• _AIM_
Lines that include the word "Итого" are the ones to copy.

• _STORED DATA_
------------

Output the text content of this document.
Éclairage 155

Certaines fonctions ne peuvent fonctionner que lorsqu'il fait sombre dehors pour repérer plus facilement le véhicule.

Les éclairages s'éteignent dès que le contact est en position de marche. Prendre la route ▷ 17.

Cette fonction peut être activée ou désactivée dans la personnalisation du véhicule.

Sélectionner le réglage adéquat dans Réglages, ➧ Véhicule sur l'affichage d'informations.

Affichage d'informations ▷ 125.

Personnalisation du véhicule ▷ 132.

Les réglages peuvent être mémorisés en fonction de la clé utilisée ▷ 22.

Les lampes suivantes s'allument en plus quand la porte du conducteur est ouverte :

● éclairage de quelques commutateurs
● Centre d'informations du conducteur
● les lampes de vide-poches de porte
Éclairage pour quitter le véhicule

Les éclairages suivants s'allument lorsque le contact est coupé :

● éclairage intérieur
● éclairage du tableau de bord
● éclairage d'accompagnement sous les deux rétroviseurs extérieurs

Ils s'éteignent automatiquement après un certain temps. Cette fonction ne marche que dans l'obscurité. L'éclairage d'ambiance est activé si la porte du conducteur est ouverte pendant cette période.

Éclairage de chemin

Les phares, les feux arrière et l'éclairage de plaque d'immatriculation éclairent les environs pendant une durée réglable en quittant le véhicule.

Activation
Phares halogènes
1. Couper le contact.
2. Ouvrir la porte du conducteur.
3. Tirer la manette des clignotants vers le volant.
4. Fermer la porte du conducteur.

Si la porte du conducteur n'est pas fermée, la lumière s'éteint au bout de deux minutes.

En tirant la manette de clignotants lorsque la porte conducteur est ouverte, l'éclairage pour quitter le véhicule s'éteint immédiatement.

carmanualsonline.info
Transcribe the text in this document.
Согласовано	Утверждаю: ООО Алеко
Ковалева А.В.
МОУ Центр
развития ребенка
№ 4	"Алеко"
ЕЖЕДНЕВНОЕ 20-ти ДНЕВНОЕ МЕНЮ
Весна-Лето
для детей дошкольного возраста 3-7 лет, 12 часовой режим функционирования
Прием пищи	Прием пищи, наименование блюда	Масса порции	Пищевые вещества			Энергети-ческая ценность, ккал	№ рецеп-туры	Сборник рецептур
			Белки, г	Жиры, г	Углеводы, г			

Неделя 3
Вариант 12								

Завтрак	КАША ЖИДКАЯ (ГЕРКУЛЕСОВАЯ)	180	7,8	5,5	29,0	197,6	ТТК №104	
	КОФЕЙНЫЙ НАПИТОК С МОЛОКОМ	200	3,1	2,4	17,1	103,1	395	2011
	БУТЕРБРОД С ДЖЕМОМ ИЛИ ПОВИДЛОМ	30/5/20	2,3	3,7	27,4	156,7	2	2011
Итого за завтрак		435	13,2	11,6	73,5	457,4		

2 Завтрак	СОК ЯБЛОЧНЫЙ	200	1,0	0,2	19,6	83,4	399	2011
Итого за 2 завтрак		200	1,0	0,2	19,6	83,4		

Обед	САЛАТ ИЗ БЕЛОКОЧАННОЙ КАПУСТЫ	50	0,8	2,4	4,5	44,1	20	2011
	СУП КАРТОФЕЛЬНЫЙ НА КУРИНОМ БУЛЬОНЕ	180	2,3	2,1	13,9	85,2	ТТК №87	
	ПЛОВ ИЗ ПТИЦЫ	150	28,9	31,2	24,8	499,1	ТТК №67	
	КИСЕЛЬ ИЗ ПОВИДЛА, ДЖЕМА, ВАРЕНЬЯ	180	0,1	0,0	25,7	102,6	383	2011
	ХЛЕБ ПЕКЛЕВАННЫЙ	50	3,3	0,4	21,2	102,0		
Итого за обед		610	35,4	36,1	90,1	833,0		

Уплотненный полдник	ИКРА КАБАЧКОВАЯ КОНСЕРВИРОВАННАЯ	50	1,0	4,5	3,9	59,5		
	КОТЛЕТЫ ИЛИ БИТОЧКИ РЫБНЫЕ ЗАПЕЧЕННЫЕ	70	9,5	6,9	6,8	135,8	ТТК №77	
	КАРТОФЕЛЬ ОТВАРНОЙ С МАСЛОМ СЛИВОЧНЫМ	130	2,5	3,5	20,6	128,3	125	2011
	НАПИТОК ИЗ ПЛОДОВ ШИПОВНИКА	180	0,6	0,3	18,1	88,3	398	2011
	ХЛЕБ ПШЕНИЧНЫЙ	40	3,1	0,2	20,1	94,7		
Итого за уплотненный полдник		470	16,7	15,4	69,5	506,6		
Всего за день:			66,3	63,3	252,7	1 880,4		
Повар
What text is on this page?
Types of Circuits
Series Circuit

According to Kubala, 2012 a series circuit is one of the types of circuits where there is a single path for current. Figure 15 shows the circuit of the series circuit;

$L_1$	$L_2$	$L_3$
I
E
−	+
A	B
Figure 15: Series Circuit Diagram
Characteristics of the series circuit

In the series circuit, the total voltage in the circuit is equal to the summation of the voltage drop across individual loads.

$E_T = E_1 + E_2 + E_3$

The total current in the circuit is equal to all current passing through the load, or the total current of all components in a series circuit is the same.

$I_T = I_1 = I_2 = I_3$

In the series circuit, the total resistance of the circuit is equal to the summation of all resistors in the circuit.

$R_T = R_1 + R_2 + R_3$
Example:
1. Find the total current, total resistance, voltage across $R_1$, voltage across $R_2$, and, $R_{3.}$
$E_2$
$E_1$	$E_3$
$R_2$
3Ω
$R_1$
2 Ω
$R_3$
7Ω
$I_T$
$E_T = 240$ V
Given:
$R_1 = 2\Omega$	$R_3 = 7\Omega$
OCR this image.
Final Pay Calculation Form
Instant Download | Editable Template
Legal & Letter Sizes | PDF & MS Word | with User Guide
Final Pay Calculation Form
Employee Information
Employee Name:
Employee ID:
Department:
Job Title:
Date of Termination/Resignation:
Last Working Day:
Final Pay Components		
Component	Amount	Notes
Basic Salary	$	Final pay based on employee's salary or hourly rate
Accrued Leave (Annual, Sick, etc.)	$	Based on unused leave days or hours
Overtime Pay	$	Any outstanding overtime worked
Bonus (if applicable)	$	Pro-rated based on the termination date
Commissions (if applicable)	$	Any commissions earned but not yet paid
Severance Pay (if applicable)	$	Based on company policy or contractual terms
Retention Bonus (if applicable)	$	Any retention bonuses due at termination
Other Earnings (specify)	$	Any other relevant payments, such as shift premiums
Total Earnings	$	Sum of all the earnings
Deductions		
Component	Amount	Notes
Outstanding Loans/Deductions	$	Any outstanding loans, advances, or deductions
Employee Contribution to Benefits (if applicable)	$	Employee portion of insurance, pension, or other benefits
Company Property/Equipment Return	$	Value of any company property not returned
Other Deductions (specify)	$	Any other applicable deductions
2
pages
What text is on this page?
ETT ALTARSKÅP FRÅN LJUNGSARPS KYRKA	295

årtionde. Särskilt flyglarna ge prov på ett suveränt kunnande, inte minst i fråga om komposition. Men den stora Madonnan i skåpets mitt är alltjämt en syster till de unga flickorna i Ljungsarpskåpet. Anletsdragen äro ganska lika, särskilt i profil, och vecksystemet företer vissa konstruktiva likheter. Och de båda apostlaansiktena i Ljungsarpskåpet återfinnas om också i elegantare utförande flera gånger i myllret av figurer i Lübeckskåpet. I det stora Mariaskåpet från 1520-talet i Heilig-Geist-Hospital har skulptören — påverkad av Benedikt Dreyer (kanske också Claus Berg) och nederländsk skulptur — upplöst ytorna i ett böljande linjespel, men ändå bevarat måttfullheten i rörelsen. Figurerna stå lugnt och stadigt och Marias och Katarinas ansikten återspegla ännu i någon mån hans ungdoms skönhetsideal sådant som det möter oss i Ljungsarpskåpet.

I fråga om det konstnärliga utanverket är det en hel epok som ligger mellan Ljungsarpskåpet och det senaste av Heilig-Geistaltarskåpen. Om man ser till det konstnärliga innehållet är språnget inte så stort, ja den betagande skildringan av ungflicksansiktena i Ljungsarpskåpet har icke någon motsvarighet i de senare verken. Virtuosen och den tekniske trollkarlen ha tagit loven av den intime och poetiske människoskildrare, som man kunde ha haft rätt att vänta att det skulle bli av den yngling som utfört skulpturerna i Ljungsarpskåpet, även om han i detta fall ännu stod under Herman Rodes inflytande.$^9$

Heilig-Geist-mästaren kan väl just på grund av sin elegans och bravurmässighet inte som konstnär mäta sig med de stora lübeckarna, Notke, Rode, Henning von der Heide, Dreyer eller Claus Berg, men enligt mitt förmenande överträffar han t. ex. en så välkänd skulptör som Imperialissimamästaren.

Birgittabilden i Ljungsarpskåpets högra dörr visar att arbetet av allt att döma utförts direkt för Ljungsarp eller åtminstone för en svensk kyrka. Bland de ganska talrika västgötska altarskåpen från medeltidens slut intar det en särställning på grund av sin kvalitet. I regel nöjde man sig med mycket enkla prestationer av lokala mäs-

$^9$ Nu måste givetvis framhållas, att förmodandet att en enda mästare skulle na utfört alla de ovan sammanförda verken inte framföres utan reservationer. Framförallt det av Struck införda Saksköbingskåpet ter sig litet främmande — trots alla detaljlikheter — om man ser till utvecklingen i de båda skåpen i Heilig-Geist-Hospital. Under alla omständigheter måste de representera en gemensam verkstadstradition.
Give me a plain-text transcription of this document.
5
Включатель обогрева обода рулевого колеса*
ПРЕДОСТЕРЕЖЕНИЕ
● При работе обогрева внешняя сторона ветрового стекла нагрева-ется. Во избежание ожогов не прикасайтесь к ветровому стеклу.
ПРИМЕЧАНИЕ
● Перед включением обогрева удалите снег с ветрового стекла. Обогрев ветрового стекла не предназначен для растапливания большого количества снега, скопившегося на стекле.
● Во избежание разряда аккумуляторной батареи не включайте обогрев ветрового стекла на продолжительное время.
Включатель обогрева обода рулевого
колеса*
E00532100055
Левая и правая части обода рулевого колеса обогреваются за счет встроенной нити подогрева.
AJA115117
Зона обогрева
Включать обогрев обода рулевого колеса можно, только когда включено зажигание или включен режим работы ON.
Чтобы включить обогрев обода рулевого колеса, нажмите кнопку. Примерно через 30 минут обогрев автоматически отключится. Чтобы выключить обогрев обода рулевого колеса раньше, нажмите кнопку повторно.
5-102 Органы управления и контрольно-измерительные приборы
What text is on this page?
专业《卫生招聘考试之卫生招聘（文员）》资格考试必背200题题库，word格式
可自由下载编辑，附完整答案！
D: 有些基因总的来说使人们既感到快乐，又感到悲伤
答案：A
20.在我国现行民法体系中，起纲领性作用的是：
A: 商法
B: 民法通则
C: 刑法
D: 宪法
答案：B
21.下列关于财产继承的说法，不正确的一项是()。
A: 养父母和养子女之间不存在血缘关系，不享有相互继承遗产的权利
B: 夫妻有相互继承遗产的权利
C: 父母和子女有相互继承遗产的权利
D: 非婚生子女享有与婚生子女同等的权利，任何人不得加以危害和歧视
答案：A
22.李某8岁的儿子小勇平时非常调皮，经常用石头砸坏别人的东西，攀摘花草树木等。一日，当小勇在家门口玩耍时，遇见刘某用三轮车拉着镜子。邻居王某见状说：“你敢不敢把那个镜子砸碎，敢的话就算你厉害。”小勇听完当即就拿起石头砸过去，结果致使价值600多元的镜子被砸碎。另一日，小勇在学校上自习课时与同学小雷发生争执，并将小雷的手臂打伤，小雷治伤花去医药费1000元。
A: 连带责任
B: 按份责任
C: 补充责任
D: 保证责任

------------

• _FULL OUTPUT_
Итого за завтрак		435	13,2	11,6	73,5	457,4		
Итого за 2 завтрак		200	1,0	0,2	19,6	83,4		
Итого за обед		610	35,4	36,1	90,1	833,0		
Итого за уплотненный полдник		470	16,7	15,4	69,5	506,6		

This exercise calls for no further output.